**PROBLEM TO WORK ON**
Print all entries word for word.

--------------------------------

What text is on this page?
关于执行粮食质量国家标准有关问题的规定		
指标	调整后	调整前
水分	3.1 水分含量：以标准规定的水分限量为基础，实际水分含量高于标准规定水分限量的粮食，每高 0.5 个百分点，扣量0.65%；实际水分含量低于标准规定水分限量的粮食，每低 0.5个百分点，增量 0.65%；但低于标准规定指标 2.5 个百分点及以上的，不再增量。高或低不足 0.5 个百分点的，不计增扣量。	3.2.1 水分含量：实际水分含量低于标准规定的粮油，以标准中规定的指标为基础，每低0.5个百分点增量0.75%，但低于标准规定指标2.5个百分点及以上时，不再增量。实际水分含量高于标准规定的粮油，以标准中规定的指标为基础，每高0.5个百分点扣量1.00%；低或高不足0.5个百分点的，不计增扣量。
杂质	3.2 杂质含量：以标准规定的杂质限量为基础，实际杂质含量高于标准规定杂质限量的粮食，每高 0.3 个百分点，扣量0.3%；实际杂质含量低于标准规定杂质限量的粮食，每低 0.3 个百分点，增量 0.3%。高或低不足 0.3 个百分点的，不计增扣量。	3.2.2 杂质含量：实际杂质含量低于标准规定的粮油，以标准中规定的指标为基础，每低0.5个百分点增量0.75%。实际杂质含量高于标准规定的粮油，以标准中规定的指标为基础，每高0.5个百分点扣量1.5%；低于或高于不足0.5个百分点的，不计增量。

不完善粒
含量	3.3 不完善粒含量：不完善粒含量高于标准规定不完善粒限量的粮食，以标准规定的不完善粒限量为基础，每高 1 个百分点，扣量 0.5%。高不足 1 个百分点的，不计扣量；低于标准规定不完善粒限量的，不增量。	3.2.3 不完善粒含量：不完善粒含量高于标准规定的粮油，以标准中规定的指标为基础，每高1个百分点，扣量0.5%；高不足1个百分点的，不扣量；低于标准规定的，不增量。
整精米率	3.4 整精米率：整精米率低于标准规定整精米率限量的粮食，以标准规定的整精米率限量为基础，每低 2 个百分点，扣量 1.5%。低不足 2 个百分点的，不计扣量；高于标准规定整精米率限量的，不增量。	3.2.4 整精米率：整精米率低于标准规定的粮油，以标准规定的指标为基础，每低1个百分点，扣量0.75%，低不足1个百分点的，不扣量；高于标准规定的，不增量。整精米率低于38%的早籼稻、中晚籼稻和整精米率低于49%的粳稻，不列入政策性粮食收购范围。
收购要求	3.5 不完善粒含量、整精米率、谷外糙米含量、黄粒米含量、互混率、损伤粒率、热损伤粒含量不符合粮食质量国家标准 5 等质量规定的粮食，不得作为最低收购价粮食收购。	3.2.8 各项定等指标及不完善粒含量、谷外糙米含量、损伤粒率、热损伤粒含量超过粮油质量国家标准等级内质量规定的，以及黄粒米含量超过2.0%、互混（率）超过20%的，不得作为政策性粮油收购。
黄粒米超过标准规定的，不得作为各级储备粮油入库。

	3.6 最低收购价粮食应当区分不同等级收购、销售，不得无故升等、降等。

--------------------------------

**EXPECTED ANSWER**
What text is on this page?
关于执行粮食质量国家标准有关问题的规定		
指标	调整后	调整前
水分	3.1 水分含量：以标准规定的水分限量为基础，实际水分含量高于标准规定水分限量的粮食，每高 0.5 个百分点，扣量0.65%；实际水分含量低于标准规定水分限量的粮食，每低 0.5个百分点，增量 0.65%；但低于标准规定指标 2.5 个百分点及以上的，不再增量。高或低不足 0.5 个百分点的，不计增扣量。	3.2.1 水分含量：实际水分含量低于标准规定的粮油，以标准中规定的指标为基础，每低0.5个百分点增量0.75%，但低于标准规定指标2.5个百分点及以上时，不再增量。实际水分含量高于标准规定的粮油，以标准中规定的指标为基础，每高0.5个百分点扣量1.00%；低或高不足0.5个百分点的，不计增扣量。
杂质	3.2 杂质含量：以标准规定的杂质限量为基础，实际杂质含量高于标准规定杂质限量的粮食，每高 0.3 个百分点，扣量0.3%；实际杂质含量低于标准规定杂质限量的粮食，每低 0.3 个百分点，增量 0.3%。高或低不足 0.3 个百分点的，不计增扣量。	3.2.2 杂质含量：实际杂质含量低于标准规定的粮油，以标准中规定的指标为基础，每低0.5个百分点增量0.75%。实际杂质含量高于标准规定的粮油，以标准中规定的指标为基础，每高0.5个百分点扣量1.5%；低于或高于不足0.5个百分点的，不计增量。

不完善粒
含量	3.3 不完善粒含量：不完善粒含量高于标准规定不完善粒限量的粮食，以标准规定的不完善粒限量为基础，每高 1 个百分点，扣量 0.5%。高不足 1 个百分点的，不计扣量；低于标准规定不完善粒限量的，不增量。	3.2.3 不完善粒含量：不完善粒含量高于标准规定的粮油，以标准中规定的指标为基础，每高1个百分点，扣量0.5%；高不足1个百分点的，不扣量；低于标准规定的，不增量。
整精米率	3.4 整精米率：整精米率低于标准规定整精米率限量的粮食，以标准规定的整精米率限量为基础，每低 2 个百分点，扣量 1.5%。低不足 2 个百分点的，不计扣量；高于标准规定整精米率限量的，不增量。	3.2.4 整精米率：整精米率低于标准规定的粮油，以标准规定的指标为基础，每低1个百分点，扣量0.75%，低不足1个百分点的，不扣量；高于标准规定的，不增量。整精米率低于38%的早籼稻、中晚籼稻和整精米率低于49%的粳稻，不列入政策性粮食收购范围。
收购要求	3.5 不完善粒含量、整精米率、谷外糙米含量、黄粒米含量、互混率、损伤粒率、热损伤粒含量不符合粮食质量国家标准 5 等质量规定的粮食，不得作为最低收购价粮食收购。	3.2.8 各项定等指标及不完善粒含量、谷外糙米含量、损伤粒率、热损伤粒含量超过粮油质量国家标准等级内质量规定的，以及黄粒米含量超过2.0%、互混（率）超过20%的，不得作为政策性粮油收购。
黄粒米超过标准规定的，不得作为各级储备粮油入库。

	3.6 最低收购价粮食应当区分不同等级收购、销售，不得无故升等、降等。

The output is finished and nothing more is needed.